- _PROBLEM DETAILS_
Every line below is to be quoted exactly, with nothing added or dropped.

━━ RECORDS FOR PROCESSING

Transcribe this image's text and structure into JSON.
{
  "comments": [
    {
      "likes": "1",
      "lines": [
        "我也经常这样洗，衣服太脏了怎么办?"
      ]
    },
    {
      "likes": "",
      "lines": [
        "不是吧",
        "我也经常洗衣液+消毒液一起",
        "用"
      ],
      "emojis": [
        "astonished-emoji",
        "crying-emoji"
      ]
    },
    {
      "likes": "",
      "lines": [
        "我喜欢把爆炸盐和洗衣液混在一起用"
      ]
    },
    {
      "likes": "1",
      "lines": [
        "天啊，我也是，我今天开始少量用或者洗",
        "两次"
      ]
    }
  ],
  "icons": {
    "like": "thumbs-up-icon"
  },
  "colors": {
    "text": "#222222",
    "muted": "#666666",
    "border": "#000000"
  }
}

━━━━

- _SOLUTION FOR THIS EXERCISE_
Transcribe this image's text and structure into JSON.
{
  "comments": [
    {
      "likes": "1",
      "lines": [
        "我也经常这样洗，衣服太脏了怎么办?"
      ]
    },
    {
      "likes": "",
      "lines": [
        "不是吧",
        "我也经常洗衣液+消毒液一起",
        "用"
      ],
      "emojis": [
        "astonished-emoji",
        "crying-emoji"
      ]
    },
    {
      "likes": "",
      "lines": [
        "我喜欢把爆炸盐和洗衣液混在一起用"
      ]
    },
    {
      "likes": "1",
      "lines": [
        "天啊，我也是，我今天开始少量用或者洗",
        "两次"
      ]
    }
  ],
  "icons": {
    "like": "thumbs-up-icon"
  },
  "colors": {
    "text": "#222222",
    "muted": "#666666",
    "border": "#000000"
  }
}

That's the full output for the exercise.